* START SUPPLIED INFORMATION *

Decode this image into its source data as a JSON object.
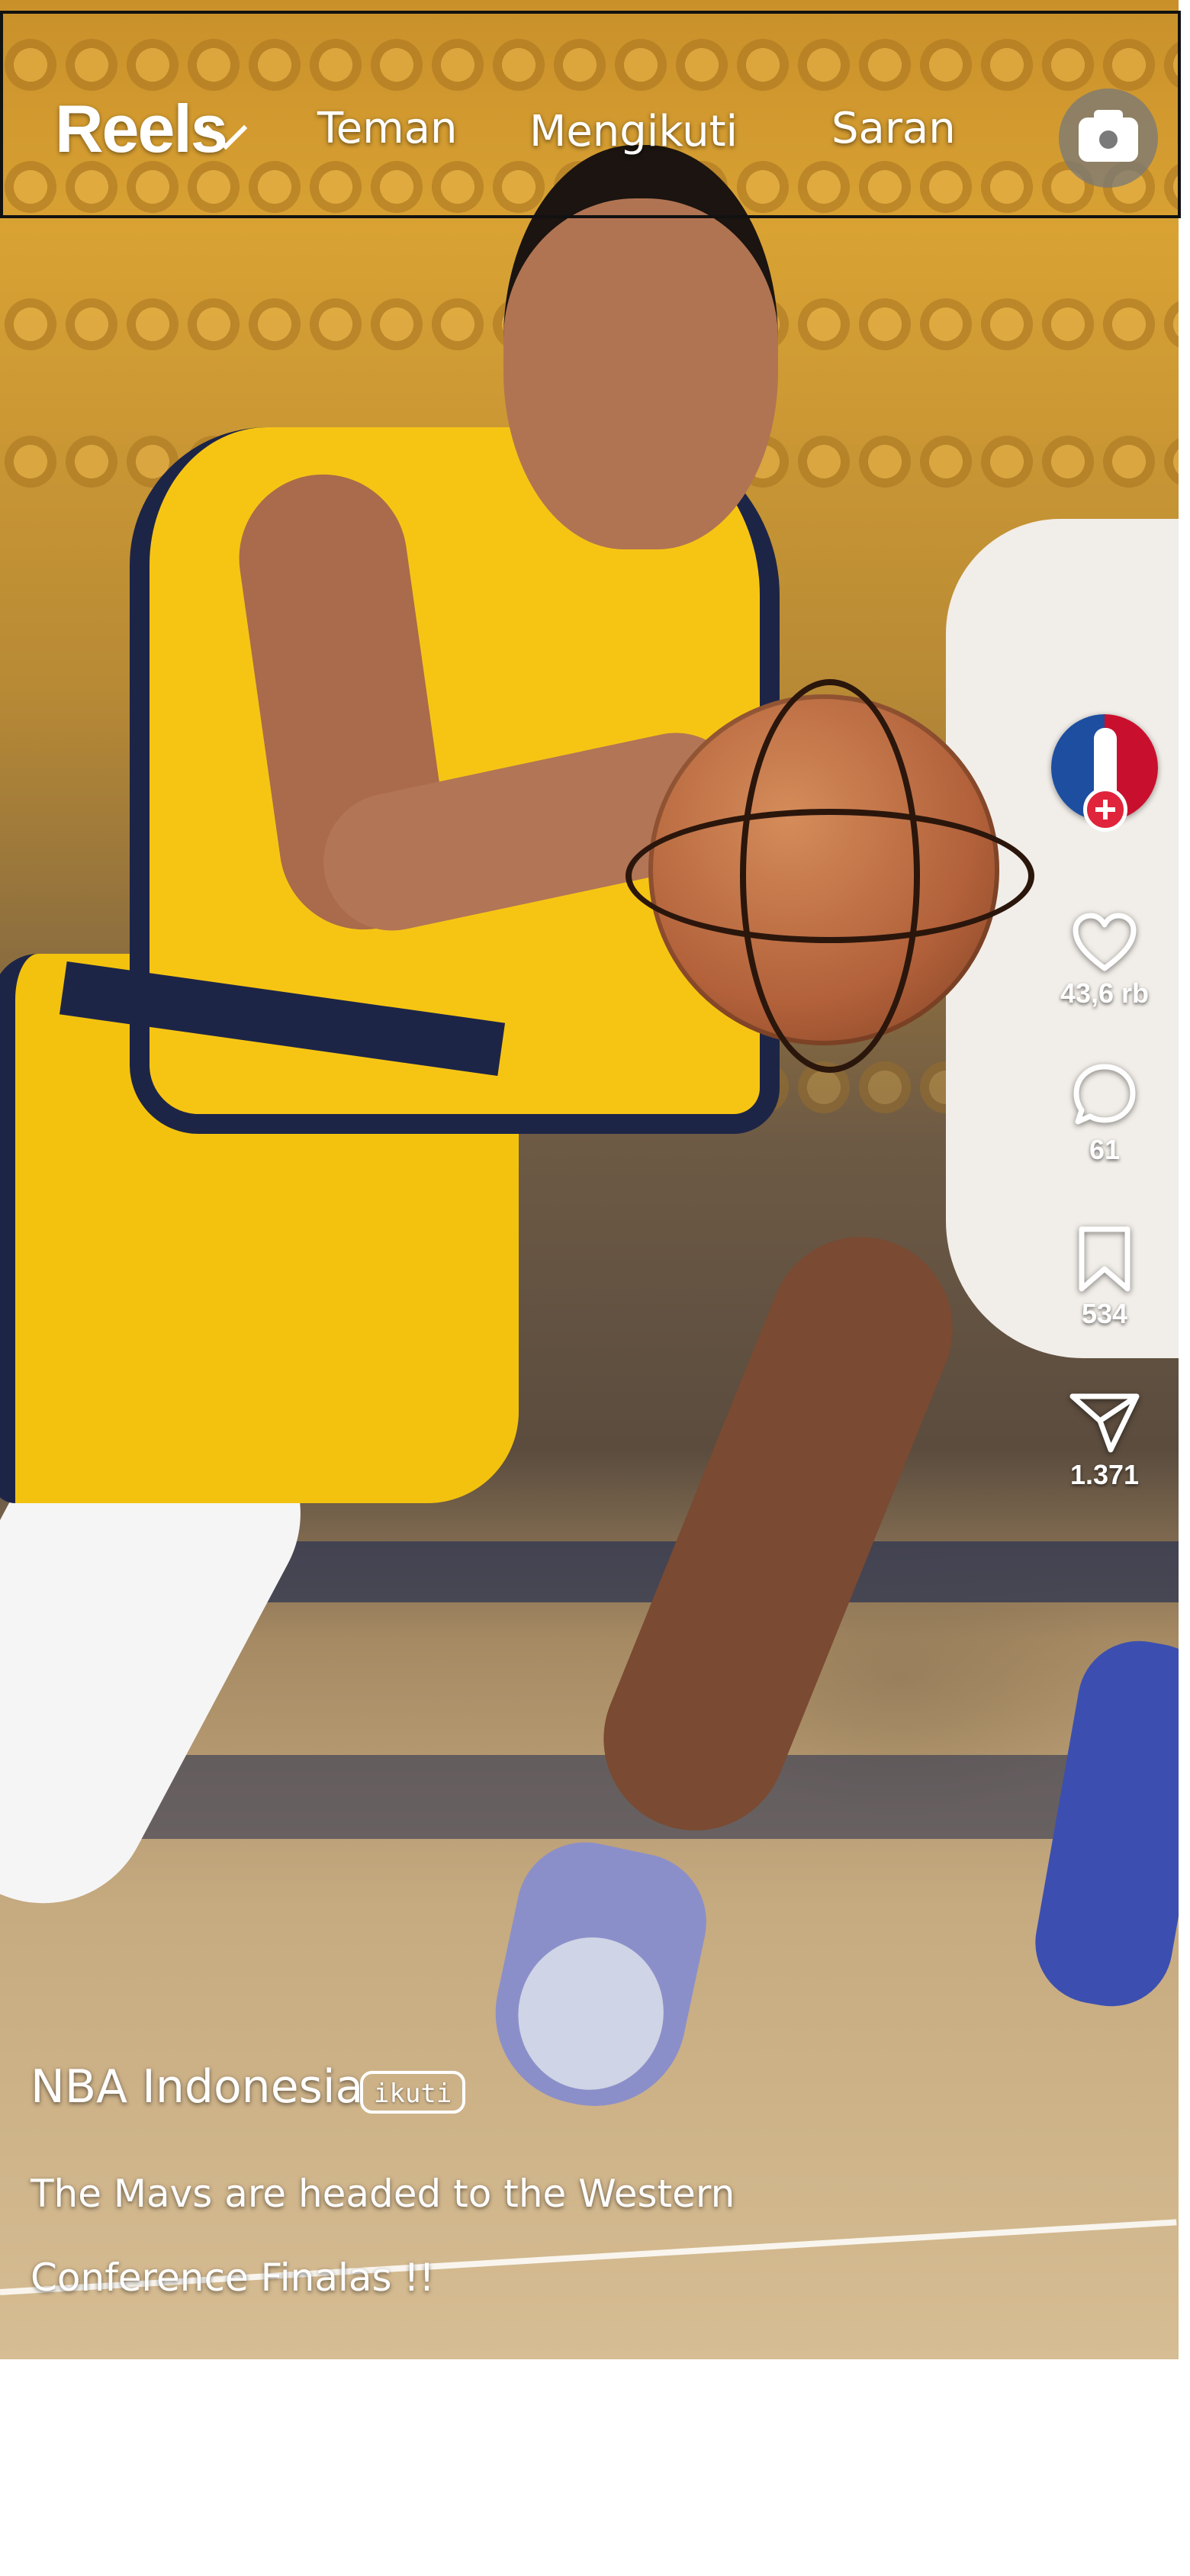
{
  "header": {
    "brand": "Reels",
    "tabs": [
      {
        "label": "Teman"
      },
      {
        "label": "Mengikuti"
      },
      {
        "label": "Saran"
      }
    ],
    "camera_icon": "camera-icon"
  },
  "actions": {
    "likes": "43,6 rb",
    "comments": "61",
    "saves": "534",
    "shares": "1.371"
  },
  "post": {
    "account_name": "NBA Indonesia",
    "follow_label": "ikuti",
    "caption": "The Mavs are headed to the Western Conference Finalas !!"
  },
  "colors": {
    "jersey_yellow": "#f6c514",
    "jersey_navy": "#1d2547",
    "follow_badge": "#e0243b"
  }
}
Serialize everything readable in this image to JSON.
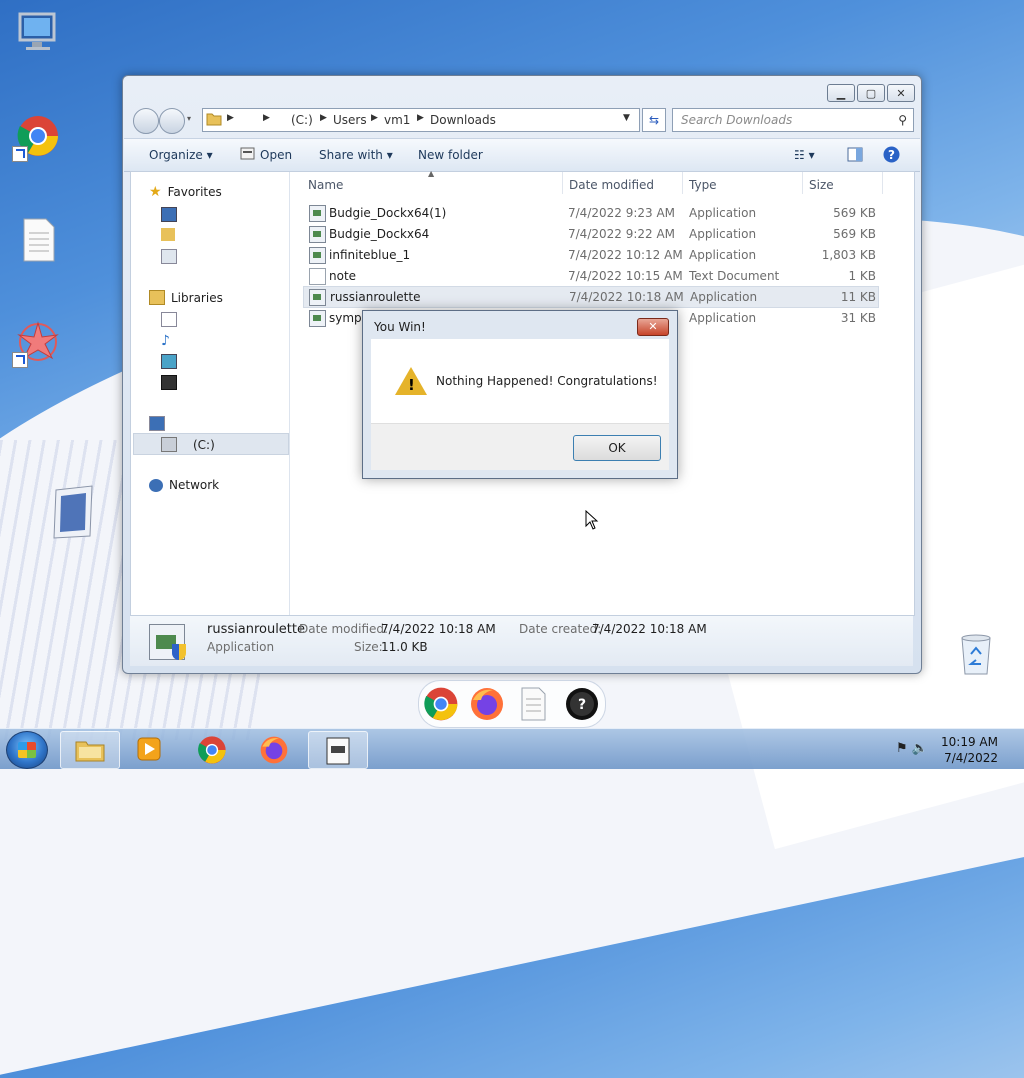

* END SUPPLIED INFORMATION *

REQUIREMENT ->
Restate each of the entries above word for word and skip every image.

EXERCISE OUTPUT ->
Decode this image into its source data as a JSON object.
{
  "header": {
    "brand": "Reels",
    "tabs": [
      {
        "label": "Teman"
      },
      {
        "label": "Mengikuti"
      },
      {
        "label": "Saran"
      }
    ],
    "camera_icon": "camera-icon"
  },
  "actions": {
    "likes": "43,6 rb",
    "comments": "61",
    "saves": "534",
    "shares": "1.371"
  },
  "post": {
    "account_name": "NBA Indonesia",
    "follow_label": "ikuti",
    "caption": "The Mavs are headed to the Western Conference Finalas !!"
  },
  "colors": {
    "jersey_yellow": "#f6c514",
    "jersey_navy": "#1d2547",
    "follow_badge": "#e0243b"
  }
}
Serialize everything readable in this image to JSON.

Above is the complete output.